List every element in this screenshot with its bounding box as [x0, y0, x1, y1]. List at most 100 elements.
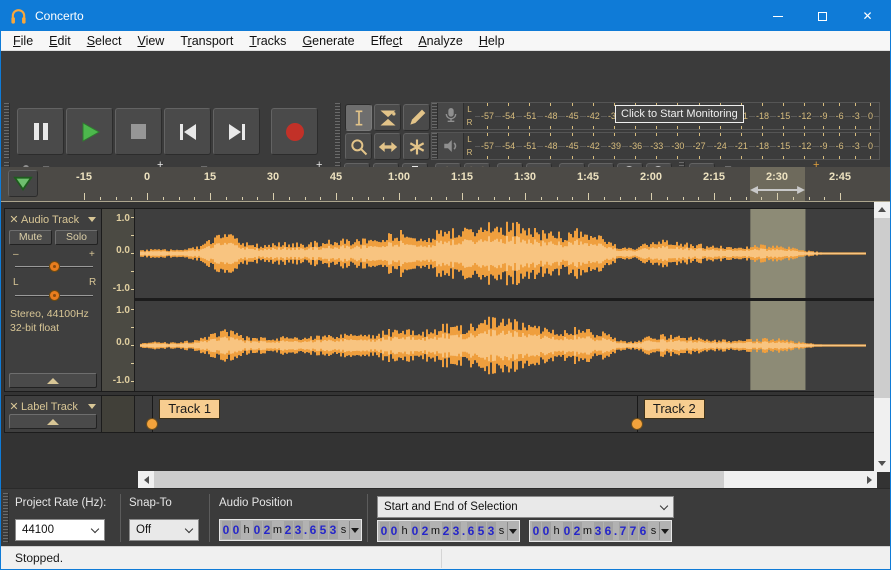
time-digit[interactable]: 7: [619, 522, 628, 540]
time-digit[interactable]: 2: [263, 521, 272, 539]
play-button[interactable]: [66, 108, 113, 155]
time-digit[interactable]: 6: [604, 522, 613, 540]
time-digit[interactable]: .: [303, 521, 308, 539]
time-digit[interactable]: 0: [563, 522, 572, 540]
pan-slider[interactable]: [15, 295, 93, 297]
selection-mode-combo[interactable]: Start and End of Selection: [377, 496, 674, 518]
selection-tool-button[interactable]: [345, 104, 372, 131]
vertical-scroll-thumb[interactable]: [874, 218, 890, 398]
time-digit[interactable]: h: [399, 522, 410, 540]
time-digit[interactable]: 3: [487, 522, 496, 540]
maximize-button[interactable]: [800, 1, 845, 31]
label-content[interactable]: Track 1Track 2: [135, 396, 874, 432]
solo-button[interactable]: Solo: [55, 230, 98, 245]
mute-button[interactable]: Mute: [9, 230, 52, 245]
time-digit[interactable]: 3: [594, 522, 603, 540]
time-digit[interactable]: .: [613, 522, 618, 540]
time-digit[interactable]: m: [582, 522, 593, 540]
scroll-up-button[interactable]: [874, 207, 890, 212]
time-digit[interactable]: 7: [629, 522, 638, 540]
skip-to-start-button[interactable]: [164, 108, 211, 155]
time-digit[interactable]: s: [648, 522, 659, 540]
time-digit[interactable]: 3: [329, 521, 338, 539]
vertical-scale-ruler[interactable]: 1.00.0-1.01.00.0-1.0: [102, 209, 135, 391]
time-digit[interactable]: 0: [222, 521, 231, 539]
waveform-channel-left[interactable]: [135, 209, 874, 298]
time-digit[interactable]: .: [461, 522, 466, 540]
playback-meter-button[interactable]: [438, 133, 464, 159]
menu-transport[interactable]: Transport: [172, 31, 241, 51]
time-digit[interactable]: 0: [253, 521, 262, 539]
menu-effect[interactable]: Effect: [363, 31, 411, 51]
time-digit[interactable]: 2: [442, 522, 451, 540]
pause-button[interactable]: [17, 108, 64, 155]
close-track-icon[interactable]: ✕: [7, 400, 21, 413]
transport-toolbar-grip[interactable]: [4, 103, 10, 159]
scroll-down-button[interactable]: [874, 455, 890, 472]
time-digit[interactable]: 0: [411, 522, 420, 540]
gain-thumb[interactable]: [49, 261, 60, 272]
menu-tracks[interactable]: Tracks: [241, 31, 294, 51]
menu-help[interactable]: Help: [471, 31, 513, 51]
label-chip[interactable]: Track 1: [159, 399, 220, 419]
collapse-track-button[interactable]: [9, 373, 97, 388]
draw-tool-button[interactable]: [403, 104, 430, 131]
time-field-dropdown[interactable]: [349, 521, 360, 539]
menu-analyze[interactable]: Analyze: [410, 31, 470, 51]
selection-toolbar-grip[interactable]: [3, 493, 9, 543]
waveform-channel-right[interactable]: [135, 301, 874, 390]
audio-position-field[interactable]: 00h02m23.653s: [219, 519, 362, 541]
project-rate-combo[interactable]: 44100: [15, 519, 105, 541]
zoom-tool-button[interactable]: [345, 133, 372, 160]
skip-to-end-button[interactable]: [213, 108, 260, 155]
tools-toolbar-grip[interactable]: [335, 103, 341, 159]
label-marker-handle[interactable]: [146, 418, 158, 430]
time-digit[interactable]: m: [430, 522, 441, 540]
label-track-panel[interactable]: ✕ Label Track: [5, 396, 102, 432]
pinned-play-head-button[interactable]: [8, 170, 38, 197]
time-digit[interactable]: 5: [477, 522, 486, 540]
time-digit[interactable]: 0: [390, 522, 399, 540]
gain-slider[interactable]: [15, 266, 93, 268]
time-field-dropdown[interactable]: [659, 522, 670, 540]
selection-start-field[interactable]: 00h02m23.653s: [377, 520, 520, 542]
label-marker-handle[interactable]: [631, 418, 643, 430]
close-button[interactable]: ✕: [845, 1, 890, 31]
timeline-ruler[interactable]: -1501530451:001:151:301:452:002:152:302:…: [1, 167, 890, 202]
stop-button[interactable]: [115, 108, 162, 155]
time-digit[interactable]: h: [241, 521, 252, 539]
time-digit[interactable]: 2: [284, 521, 293, 539]
multi-tool-button[interactable]: [403, 133, 430, 160]
selection-end-field[interactable]: 00h02m36.776s: [529, 520, 672, 542]
time-digit[interactable]: 6: [639, 522, 648, 540]
time-digit[interactable]: 5: [319, 521, 328, 539]
pan-thumb[interactable]: [49, 290, 60, 301]
vertical-scrollbar[interactable]: [874, 202, 890, 472]
playback-meter[interactable]: LR -57-54-51-48-45-42-39-36-33-30-27-24-…: [431, 132, 880, 160]
time-shift-tool-button[interactable]: [374, 133, 401, 160]
time-digit[interactable]: 6: [467, 522, 476, 540]
horizontal-scroll-thumb[interactable]: [154, 471, 724, 488]
time-digit[interactable]: 3: [294, 521, 303, 539]
record-button[interactable]: [271, 108, 318, 155]
menu-select[interactable]: Select: [79, 31, 130, 51]
horizontal-scrollbar[interactable]: [138, 471, 877, 488]
menu-generate[interactable]: Generate: [294, 31, 362, 51]
scroll-left-button[interactable]: [138, 471, 154, 488]
snap-to-combo[interactable]: Off: [129, 519, 199, 541]
collapse-track-button[interactable]: [9, 414, 97, 429]
recording-meter-button[interactable]: [438, 103, 464, 129]
audio-track[interactable]: ✕ Audio Track Mute Solo – + L R Stereo, …: [4, 208, 875, 392]
title-bar[interactable]: Concerto ✕: [1, 1, 890, 31]
time-field-dropdown[interactable]: [507, 522, 518, 540]
minimize-button[interactable]: [755, 1, 800, 31]
time-digit[interactable]: 0: [542, 522, 551, 540]
time-digit[interactable]: 0: [380, 522, 389, 540]
menu-view[interactable]: View: [129, 31, 172, 51]
monitoring-tooltip[interactable]: Click to Start Monitoring: [615, 105, 744, 123]
time-digit[interactable]: 2: [421, 522, 430, 540]
waveform-area[interactable]: [135, 209, 874, 391]
label-track[interactable]: ✕ Label Track Track 1Track 2: [4, 395, 875, 433]
time-digit[interactable]: 6: [309, 521, 318, 539]
menu-edit[interactable]: Edit: [41, 31, 79, 51]
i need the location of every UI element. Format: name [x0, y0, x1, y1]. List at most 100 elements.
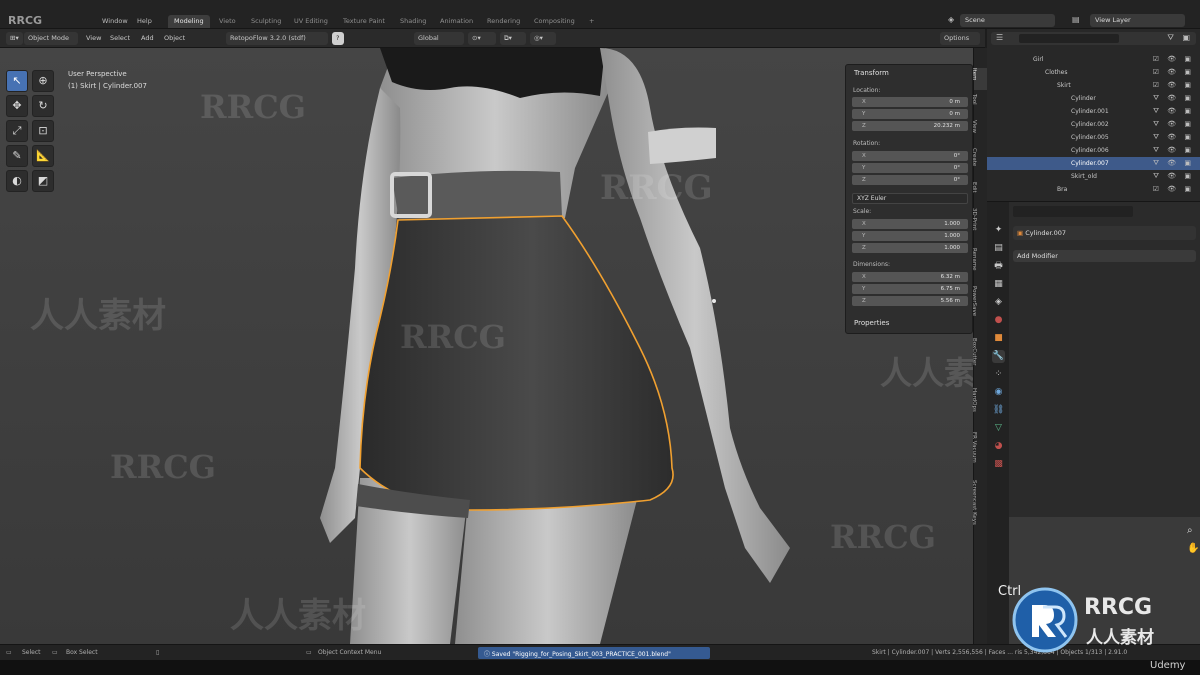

....

* THE TASK: Copy the lines in the records verbatim, beginning with the line containing "time-digit[interactable]: 7: [619, 522, 628, 540]" and ending with the line containing "time-digit[interactable]: 3: [594, 522, 603, 540]", both included.

* SOLUTION TO THIS EXERCISE:
time-digit[interactable]: 7: [619, 522, 628, 540]
time-digit[interactable]: 2: [263, 521, 272, 539]
play-button[interactable]: [66, 108, 113, 155]
time-digit[interactable]: 6: [604, 522, 613, 540]
time-digit[interactable]: .: [303, 521, 308, 539]
time-digit[interactable]: 0: [563, 522, 572, 540]
pan-slider[interactable]: [15, 295, 93, 297]
selection-mode-combo[interactable]: Start and End of Selection: [377, 496, 674, 518]
selection-tool-button[interactable]: [345, 104, 372, 131]
vertical-scroll-thumb[interactable]: [874, 218, 890, 398]
time-digit[interactable]: h: [399, 522, 410, 540]
time-digit[interactable]: 3: [487, 522, 496, 540]
maximize-button[interactable]: [800, 1, 845, 31]
label-content[interactable]: Track 1Track 2: [135, 396, 874, 432]
solo-button[interactable]: Solo: [55, 230, 98, 245]
mute-button[interactable]: Mute: [9, 230, 52, 245]
time-digit[interactable]: 3: [594, 522, 603, 540]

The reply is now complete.